(Stored data)

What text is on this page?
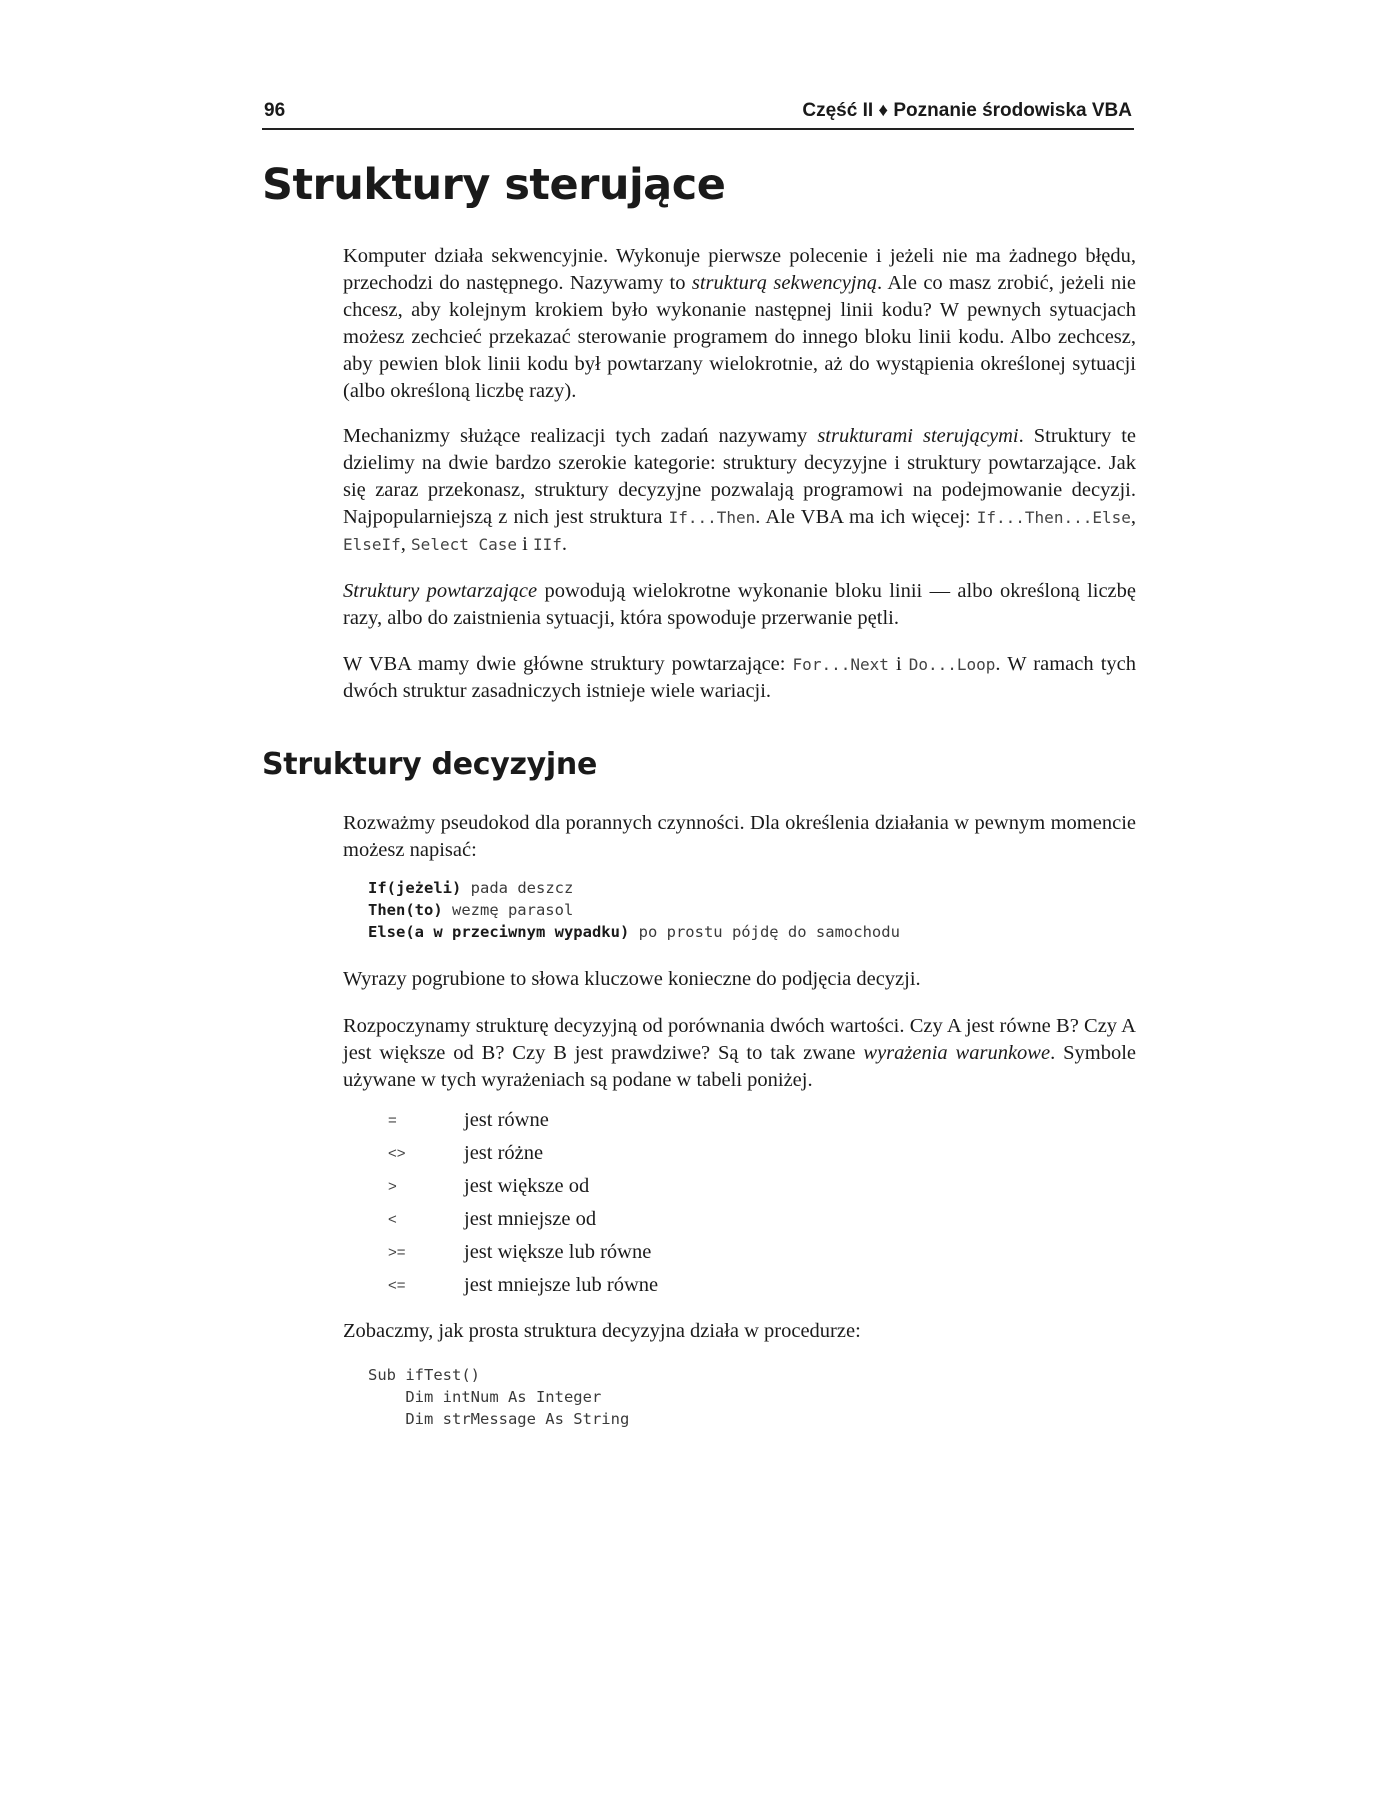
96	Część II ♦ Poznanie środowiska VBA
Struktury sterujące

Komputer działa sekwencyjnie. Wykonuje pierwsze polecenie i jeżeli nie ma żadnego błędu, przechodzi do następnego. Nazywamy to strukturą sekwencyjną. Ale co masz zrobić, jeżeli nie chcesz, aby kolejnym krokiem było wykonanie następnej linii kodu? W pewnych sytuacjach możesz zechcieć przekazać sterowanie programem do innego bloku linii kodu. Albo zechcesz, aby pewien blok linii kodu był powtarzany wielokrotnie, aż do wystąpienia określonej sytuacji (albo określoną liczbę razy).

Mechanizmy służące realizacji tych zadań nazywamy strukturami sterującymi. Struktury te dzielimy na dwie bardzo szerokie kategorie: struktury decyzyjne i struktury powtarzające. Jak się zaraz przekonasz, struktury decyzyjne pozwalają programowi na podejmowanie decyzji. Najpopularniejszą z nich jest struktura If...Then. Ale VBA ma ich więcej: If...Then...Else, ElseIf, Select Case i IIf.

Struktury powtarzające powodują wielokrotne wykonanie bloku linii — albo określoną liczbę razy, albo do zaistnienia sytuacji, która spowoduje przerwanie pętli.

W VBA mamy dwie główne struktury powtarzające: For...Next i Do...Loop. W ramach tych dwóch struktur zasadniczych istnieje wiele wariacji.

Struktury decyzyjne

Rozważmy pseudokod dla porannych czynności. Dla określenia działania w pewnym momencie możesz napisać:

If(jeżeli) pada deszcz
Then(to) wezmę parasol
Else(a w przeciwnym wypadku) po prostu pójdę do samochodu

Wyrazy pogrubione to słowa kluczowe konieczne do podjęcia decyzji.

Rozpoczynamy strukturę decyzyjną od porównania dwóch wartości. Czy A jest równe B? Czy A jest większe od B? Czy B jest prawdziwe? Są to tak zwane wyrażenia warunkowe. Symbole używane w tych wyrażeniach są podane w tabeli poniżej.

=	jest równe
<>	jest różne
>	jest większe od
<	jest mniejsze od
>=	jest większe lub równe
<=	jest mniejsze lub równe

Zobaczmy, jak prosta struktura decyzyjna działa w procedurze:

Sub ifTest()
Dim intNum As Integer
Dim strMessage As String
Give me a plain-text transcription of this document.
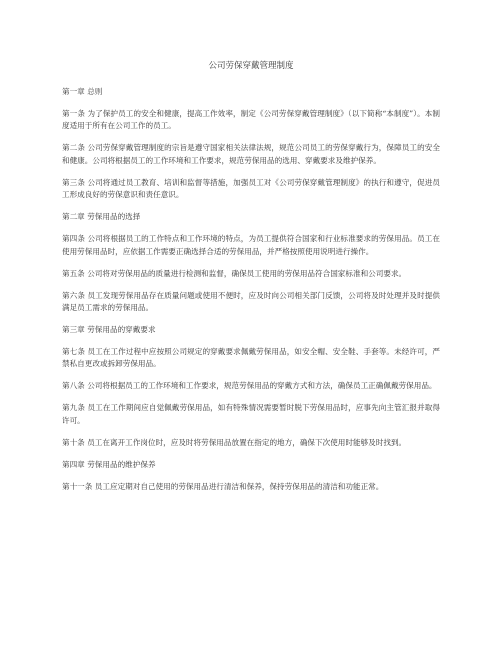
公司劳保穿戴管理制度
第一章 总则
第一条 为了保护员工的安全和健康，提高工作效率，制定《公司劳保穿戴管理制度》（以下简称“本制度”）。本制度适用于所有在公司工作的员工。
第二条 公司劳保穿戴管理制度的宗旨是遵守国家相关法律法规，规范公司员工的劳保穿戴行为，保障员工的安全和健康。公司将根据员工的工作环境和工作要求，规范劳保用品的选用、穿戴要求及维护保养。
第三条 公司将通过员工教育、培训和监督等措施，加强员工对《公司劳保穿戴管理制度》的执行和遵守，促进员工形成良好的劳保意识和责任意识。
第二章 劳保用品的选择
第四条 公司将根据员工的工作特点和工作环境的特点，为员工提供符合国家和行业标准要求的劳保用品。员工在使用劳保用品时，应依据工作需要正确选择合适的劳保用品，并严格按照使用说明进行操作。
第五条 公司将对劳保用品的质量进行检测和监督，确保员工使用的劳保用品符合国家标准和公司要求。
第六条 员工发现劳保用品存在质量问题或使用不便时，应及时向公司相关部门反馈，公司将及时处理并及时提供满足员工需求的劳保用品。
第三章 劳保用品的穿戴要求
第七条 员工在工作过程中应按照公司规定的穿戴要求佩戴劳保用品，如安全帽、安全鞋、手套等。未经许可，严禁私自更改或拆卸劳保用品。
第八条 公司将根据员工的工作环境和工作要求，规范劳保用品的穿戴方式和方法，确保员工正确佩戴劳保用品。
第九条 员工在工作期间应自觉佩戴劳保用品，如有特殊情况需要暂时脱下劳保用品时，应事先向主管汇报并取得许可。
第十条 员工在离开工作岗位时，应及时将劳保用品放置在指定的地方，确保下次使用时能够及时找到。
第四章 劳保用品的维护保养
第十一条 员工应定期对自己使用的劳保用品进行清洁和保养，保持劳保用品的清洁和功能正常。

--

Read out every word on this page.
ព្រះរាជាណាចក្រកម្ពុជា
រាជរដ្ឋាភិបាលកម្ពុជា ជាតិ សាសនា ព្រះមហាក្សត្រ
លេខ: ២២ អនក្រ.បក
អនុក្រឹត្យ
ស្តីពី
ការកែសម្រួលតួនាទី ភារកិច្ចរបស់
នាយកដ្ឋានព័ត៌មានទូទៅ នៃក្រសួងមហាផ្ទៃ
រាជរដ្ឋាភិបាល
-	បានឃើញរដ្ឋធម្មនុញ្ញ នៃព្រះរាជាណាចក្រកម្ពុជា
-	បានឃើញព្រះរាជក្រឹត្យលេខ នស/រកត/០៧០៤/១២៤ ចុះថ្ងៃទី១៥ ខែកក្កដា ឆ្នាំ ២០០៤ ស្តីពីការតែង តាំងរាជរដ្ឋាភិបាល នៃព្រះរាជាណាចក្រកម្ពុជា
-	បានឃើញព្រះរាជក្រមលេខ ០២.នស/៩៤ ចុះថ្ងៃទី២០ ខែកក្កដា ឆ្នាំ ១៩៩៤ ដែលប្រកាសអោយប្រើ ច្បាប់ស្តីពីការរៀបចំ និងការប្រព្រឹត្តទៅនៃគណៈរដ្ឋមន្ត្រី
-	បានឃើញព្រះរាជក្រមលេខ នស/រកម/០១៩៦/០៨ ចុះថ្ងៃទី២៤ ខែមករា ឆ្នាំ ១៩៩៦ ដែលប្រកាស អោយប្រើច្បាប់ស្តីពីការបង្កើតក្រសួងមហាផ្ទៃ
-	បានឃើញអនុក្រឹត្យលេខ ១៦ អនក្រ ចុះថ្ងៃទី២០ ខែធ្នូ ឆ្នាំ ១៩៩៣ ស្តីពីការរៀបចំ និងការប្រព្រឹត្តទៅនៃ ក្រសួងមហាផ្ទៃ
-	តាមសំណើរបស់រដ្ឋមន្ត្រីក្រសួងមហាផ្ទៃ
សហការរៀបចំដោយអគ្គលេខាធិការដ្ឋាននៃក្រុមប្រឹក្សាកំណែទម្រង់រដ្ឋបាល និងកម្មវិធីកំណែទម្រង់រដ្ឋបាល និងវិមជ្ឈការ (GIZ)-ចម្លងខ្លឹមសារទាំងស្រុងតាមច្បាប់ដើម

* * *

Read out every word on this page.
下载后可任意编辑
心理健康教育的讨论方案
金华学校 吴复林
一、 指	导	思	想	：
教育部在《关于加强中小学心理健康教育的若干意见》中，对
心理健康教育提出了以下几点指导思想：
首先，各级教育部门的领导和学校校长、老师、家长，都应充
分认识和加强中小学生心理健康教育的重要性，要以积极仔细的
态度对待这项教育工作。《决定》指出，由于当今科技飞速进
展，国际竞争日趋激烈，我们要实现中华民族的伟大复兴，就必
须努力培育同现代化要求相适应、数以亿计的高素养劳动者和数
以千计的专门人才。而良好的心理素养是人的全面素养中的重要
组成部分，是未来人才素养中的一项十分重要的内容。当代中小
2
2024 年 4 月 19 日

**What the exercise asks:** In the entries above, find lines with "sytuacji" and copy each.

**Output for this exercise:**
Komputer działa sekwencyjnie. Wykonuje pierwsze polecenie i jeżeli nie ma żadnego błędu, przechodzi do następnego. Nazywamy to strukturą sekwencyjną. Ale co masz zrobić, jeżeli nie chcesz, aby kolejnym krokiem było wykonanie następnej linii kodu? W pewnych sytuacjach możesz zechcieć przekazać sterowanie programem do innego bloku linii kodu. Albo zechcesz, aby pewien blok linii kodu był powtarzany wielokrotnie, aż do wystąpienia określonej sytuacji (albo określoną liczbę razy).
Struktury powtarzające powodują wielokrotne wykonanie bloku linii — albo określoną liczbę razy, albo do zaistnienia sytuacji, która spowoduje przerwanie pętli.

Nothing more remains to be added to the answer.